Stated problem >>
Look for the word "cover" in each line and report the count of matching lines, with nothing added.
╭──
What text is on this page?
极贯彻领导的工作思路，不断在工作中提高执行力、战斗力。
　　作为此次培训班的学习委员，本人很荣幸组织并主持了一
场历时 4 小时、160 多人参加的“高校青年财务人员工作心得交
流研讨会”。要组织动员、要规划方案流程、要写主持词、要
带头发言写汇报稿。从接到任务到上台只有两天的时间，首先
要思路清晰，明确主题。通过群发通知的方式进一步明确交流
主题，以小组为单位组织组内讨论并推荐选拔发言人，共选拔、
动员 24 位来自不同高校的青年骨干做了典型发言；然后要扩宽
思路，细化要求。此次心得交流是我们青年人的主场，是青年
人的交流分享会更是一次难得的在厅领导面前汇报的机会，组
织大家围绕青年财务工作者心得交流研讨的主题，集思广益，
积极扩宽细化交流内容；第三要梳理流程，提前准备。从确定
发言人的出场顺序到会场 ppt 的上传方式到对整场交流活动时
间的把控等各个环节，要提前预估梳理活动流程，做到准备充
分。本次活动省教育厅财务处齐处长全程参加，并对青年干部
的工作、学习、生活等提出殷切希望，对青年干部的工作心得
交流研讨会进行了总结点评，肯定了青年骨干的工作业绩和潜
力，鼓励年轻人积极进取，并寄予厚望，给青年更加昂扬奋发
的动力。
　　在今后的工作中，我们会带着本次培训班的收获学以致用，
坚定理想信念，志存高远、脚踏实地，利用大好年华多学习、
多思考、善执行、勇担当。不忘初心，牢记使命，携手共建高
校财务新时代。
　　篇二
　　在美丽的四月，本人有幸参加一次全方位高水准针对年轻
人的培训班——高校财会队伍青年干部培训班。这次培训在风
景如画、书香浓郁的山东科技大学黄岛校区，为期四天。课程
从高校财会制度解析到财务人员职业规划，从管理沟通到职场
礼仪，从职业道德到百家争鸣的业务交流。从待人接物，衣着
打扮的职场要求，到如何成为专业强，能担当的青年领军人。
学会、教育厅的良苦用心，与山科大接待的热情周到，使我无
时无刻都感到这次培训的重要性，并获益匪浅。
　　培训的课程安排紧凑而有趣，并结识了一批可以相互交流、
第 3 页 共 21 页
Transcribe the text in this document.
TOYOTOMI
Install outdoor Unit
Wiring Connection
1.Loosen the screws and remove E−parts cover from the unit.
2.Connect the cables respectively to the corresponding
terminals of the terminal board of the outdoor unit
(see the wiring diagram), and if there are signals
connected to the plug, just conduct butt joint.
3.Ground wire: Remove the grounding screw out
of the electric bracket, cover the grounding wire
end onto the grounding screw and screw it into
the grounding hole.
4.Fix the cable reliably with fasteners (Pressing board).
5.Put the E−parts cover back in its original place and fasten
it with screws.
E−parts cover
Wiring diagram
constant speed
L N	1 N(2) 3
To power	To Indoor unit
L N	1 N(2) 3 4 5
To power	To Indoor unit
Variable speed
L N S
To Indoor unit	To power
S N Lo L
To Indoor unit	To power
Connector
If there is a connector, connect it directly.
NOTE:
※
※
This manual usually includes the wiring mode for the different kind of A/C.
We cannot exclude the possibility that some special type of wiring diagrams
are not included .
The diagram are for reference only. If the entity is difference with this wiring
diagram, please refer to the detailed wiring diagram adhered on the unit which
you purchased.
╰──
Completed exercise >>
4